[JOB]
Write out each line of the entries below, word for word and in the same order.

[MATERIAL SUPPLIED]
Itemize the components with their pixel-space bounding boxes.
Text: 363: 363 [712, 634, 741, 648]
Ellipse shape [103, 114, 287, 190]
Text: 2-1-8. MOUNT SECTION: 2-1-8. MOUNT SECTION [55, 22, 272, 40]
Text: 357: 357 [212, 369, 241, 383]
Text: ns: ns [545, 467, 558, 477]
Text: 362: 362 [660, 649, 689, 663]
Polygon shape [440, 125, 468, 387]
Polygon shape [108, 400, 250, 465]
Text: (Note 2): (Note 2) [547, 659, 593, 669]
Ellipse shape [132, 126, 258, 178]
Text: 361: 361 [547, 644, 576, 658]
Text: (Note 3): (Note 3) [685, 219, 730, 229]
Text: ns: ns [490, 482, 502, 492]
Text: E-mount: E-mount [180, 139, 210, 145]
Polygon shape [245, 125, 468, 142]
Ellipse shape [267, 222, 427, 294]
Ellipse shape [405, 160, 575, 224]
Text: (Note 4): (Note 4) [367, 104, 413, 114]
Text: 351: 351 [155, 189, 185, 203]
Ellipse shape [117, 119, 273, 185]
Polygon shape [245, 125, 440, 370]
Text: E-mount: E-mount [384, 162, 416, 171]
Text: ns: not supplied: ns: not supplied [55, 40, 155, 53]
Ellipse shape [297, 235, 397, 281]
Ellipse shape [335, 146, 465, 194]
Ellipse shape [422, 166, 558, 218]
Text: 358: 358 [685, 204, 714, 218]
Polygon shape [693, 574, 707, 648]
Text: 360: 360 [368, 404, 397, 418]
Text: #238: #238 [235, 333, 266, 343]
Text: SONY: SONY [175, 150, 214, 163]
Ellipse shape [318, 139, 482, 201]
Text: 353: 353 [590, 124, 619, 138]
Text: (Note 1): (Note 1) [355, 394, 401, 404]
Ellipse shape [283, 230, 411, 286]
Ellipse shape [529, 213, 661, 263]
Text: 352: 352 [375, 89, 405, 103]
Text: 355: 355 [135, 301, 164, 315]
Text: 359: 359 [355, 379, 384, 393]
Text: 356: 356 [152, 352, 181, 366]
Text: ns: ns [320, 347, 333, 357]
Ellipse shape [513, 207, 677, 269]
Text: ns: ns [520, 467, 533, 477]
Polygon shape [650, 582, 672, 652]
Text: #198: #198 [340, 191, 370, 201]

[SOLVED PROBLEM]
Itemize the components with their pixel-space bounding boxes.
Text: 363: 363 [712, 634, 741, 648]
Ellipse shape [103, 114, 287, 190]
Text: 2-1-8. MOUNT SECTION: 2-1-8. MOUNT SECTION [55, 22, 272, 40]
Text: 357: 357 [212, 369, 241, 383]
Text: ns: ns [545, 467, 558, 477]
Text: 362: 362 [660, 649, 689, 663]
Polygon shape [440, 125, 468, 387]
Polygon shape [108, 400, 250, 465]
Text: (Note 2): (Note 2) [547, 659, 593, 669]
Ellipse shape [132, 126, 258, 178]
Text: 361: 361 [547, 644, 576, 658]
Text: (Note 3): (Note 3) [685, 219, 730, 229]
Text: ns: ns [490, 482, 502, 492]
Text: E-mount: E-mount [180, 139, 210, 145]
Polygon shape [245, 125, 468, 142]
Ellipse shape [267, 222, 427, 294]
Ellipse shape [405, 160, 575, 224]
Text: (Note 4): (Note 4) [367, 104, 413, 114]
Text: 351: 351 [155, 189, 185, 203]
Ellipse shape [117, 119, 273, 185]
Polygon shape [245, 125, 440, 370]
Text: E-mount: E-mount [384, 162, 416, 171]
Text: ns: not supplied: ns: not supplied [55, 40, 155, 53]
Ellipse shape [297, 235, 397, 281]
Ellipse shape [335, 146, 465, 194]
Ellipse shape [422, 166, 558, 218]
Text: 358: 358 [685, 204, 714, 218]
Polygon shape [693, 574, 707, 648]
Text: 360: 360 [368, 404, 397, 418]
Text: #238: #238 [235, 333, 266, 343]
Text: SONY: SONY [175, 150, 214, 163]
Ellipse shape [318, 139, 482, 201]
Text: 353: 353 [590, 124, 619, 138]
Text: (Note 1): (Note 1) [355, 394, 401, 404]
Ellipse shape [283, 230, 411, 286]
Ellipse shape [529, 213, 661, 263]
Text: 352: 352 [375, 89, 405, 103]
Text: 355: 355 [135, 301, 164, 315]
Text: 359: 359 [355, 379, 384, 393]
Text: 356: 356 [152, 352, 181, 366]
Text: ns: ns [320, 347, 333, 357]
Ellipse shape [513, 207, 677, 269]
Text: ns: ns [520, 467, 533, 477]
Polygon shape [650, 582, 672, 652]
Text: #198: #198 [340, 191, 370, 201]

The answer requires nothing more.